__WORK INSTRUCTIONS__.
Reproduce the entire listing word for word.

Stored items
§ §

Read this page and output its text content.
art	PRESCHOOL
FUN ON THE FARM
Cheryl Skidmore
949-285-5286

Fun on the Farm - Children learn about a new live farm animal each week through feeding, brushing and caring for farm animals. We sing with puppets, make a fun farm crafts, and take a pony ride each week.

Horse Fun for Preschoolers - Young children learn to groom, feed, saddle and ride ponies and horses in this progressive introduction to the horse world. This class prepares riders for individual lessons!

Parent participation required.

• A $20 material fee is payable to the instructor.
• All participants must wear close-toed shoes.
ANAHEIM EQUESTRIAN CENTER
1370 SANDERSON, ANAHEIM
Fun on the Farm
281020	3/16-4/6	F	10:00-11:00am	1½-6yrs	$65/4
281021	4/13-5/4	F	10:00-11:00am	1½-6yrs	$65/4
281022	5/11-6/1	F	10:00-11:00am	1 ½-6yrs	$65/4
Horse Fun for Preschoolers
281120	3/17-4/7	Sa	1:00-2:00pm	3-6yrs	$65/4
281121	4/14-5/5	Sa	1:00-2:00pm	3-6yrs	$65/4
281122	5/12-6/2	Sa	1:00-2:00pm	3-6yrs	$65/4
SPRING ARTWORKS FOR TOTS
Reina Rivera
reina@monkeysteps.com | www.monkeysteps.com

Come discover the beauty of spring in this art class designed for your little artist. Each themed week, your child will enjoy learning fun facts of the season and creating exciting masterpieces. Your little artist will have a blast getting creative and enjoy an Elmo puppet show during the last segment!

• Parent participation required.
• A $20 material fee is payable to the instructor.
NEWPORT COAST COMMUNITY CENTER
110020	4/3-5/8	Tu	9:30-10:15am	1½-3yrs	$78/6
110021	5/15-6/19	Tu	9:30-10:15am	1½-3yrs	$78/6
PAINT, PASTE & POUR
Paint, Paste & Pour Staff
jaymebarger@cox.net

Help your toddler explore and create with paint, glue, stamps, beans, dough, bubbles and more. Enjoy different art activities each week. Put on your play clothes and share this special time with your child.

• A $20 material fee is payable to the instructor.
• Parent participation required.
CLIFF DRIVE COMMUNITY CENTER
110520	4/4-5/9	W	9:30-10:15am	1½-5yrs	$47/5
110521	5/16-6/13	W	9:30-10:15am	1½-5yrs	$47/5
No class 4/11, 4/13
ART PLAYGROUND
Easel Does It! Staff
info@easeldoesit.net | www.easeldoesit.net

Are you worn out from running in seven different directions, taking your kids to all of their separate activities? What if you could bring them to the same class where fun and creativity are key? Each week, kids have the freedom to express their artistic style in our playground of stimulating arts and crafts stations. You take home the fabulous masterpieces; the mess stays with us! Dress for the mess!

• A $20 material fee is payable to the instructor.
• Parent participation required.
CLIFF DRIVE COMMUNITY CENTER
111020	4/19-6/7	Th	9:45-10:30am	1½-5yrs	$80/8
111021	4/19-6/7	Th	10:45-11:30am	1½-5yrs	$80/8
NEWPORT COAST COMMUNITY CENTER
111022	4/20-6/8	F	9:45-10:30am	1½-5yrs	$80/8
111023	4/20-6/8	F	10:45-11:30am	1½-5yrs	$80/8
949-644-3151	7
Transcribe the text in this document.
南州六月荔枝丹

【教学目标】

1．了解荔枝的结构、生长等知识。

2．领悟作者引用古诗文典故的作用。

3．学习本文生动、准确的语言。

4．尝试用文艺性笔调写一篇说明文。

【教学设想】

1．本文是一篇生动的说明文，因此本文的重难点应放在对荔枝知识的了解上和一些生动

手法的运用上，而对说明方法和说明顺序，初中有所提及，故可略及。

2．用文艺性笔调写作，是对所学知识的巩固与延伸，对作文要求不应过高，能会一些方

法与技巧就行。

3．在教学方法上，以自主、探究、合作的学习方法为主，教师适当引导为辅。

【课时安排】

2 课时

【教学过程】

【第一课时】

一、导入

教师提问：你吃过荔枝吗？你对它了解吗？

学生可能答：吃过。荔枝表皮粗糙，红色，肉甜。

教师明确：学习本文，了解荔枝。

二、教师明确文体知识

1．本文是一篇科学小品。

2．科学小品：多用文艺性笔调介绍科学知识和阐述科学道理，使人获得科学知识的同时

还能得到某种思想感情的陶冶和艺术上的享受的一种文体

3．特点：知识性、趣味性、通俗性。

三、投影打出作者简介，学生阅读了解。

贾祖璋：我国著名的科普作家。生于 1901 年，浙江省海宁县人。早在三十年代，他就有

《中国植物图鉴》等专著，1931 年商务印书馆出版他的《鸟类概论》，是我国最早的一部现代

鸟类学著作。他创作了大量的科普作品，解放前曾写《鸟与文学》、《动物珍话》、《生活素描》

§ §

__RESULT__.
Read this page and output its text content.
art	PRESCHOOL
FUN ON THE FARM
Cheryl Skidmore
949-285-5286

Fun on the Farm - Children learn about a new live farm animal each week through feeding, brushing and caring for farm animals. We sing with puppets, make a fun farm crafts, and take a pony ride each week.

Horse Fun for Preschoolers - Young children learn to groom, feed, saddle and ride ponies and horses in this progressive introduction to the horse world. This class prepares riders for individual lessons!

Parent participation required.

• A $20 material fee is payable to the instructor.
• All participants must wear close-toed shoes.
ANAHEIM EQUESTRIAN CENTER
1370 SANDERSON, ANAHEIM
Fun on the Farm
281020	3/16-4/6	F	10:00-11:00am	1½-6yrs	$65/4
281021	4/13-5/4	F	10:00-11:00am	1½-6yrs	$65/4
281022	5/11-6/1	F	10:00-11:00am	1 ½-6yrs	$65/4
Horse Fun for Preschoolers
281120	3/17-4/7	Sa	1:00-2:00pm	3-6yrs	$65/4
281121	4/14-5/5	Sa	1:00-2:00pm	3-6yrs	$65/4
281122	5/12-6/2	Sa	1:00-2:00pm	3-6yrs	$65/4
SPRING ARTWORKS FOR TOTS
Reina Rivera
reina@monkeysteps.com | www.monkeysteps.com

Come discover the beauty of spring in this art class designed for your little artist. Each themed week, your child will enjoy learning fun facts of the season and creating exciting masterpieces. Your little artist will have a blast getting creative and enjoy an Elmo puppet show during the last segment!

• Parent participation required.
• A $20 material fee is payable to the instructor.
NEWPORT COAST COMMUNITY CENTER
110020	4/3-5/8	Tu	9:30-10:15am	1½-3yrs	$78/6
110021	5/15-6/19	Tu	9:30-10:15am	1½-3yrs	$78/6
PAINT, PASTE & POUR
Paint, Paste & Pour Staff
jaymebarger@cox.net

Help your toddler explore and create with paint, glue, stamps, beans, dough, bubbles and more. Enjoy different art activities each week. Put on your play clothes and share this special time with your child.

• A $20 material fee is payable to the instructor.
• Parent participation required.
CLIFF DRIVE COMMUNITY CENTER
110520	4/4-5/9	W	9:30-10:15am	1½-5yrs	$47/5
110521	5/16-6/13	W	9:30-10:15am	1½-5yrs	$47/5
No class 4/11, 4/13
ART PLAYGROUND
Easel Does It! Staff
info@easeldoesit.net | www.easeldoesit.net

Are you worn out from running in seven different directions, taking your kids to all of their separate activities? What if you could bring them to the same class where fun and creativity are key? Each week, kids have the freedom to express their artistic style in our playground of stimulating arts and crafts stations. You take home the fabulous masterpieces; the mess stays with us! Dress for the mess!

• A $20 material fee is payable to the instructor.
• Parent participation required.
CLIFF DRIVE COMMUNITY CENTER
111020	4/19-6/7	Th	9:45-10:30am	1½-5yrs	$80/8
111021	4/19-6/7	Th	10:45-11:30am	1½-5yrs	$80/8
NEWPORT COAST COMMUNITY CENTER
111022	4/20-6/8	F	9:45-10:30am	1½-5yrs	$80/8
111023	4/20-6/8	F	10:45-11:30am	1½-5yrs	$80/8
949-644-3151	7
Transcribe the text in this document.
南州六月荔枝丹

【教学目标】

1．了解荔枝的结构、生长等知识。

2．领悟作者引用古诗文典故的作用。

3．学习本文生动、准确的语言。

4．尝试用文艺性笔调写一篇说明文。

【教学设想】

1．本文是一篇生动的说明文，因此本文的重难点应放在对荔枝知识的了解上和一些生动

手法的运用上，而对说明方法和说明顺序，初中有所提及，故可略及。

2．用文艺性笔调写作，是对所学知识的巩固与延伸，对作文要求不应过高，能会一些方

法与技巧就行。

3．在教学方法上，以自主、探究、合作的学习方法为主，教师适当引导为辅。

【课时安排】

2 课时

【教学过程】

【第一课时】

一、导入

教师提问：你吃过荔枝吗？你对它了解吗？

学生可能答：吃过。荔枝表皮粗糙，红色，肉甜。

教师明确：学习本文，了解荔枝。

二、教师明确文体知识

1．本文是一篇科学小品。

2．科学小品：多用文艺性笔调介绍科学知识和阐述科学道理，使人获得科学知识的同时

还能得到某种思想感情的陶冶和艺术上的享受的一种文体

3．特点：知识性、趣味性、通俗性。

三、投影打出作者简介，学生阅读了解。

贾祖璋：我国著名的科普作家。生于 1901 年，浙江省海宁县人。早在三十年代，他就有

《中国植物图鉴》等专著，1931 年商务印书馆出版他的《鸟类概论》，是我国最早的一部现代

鸟类学著作。他创作了大量的科普作品，解放前曾写《鸟与文学》、《动物珍话》、《生活素描》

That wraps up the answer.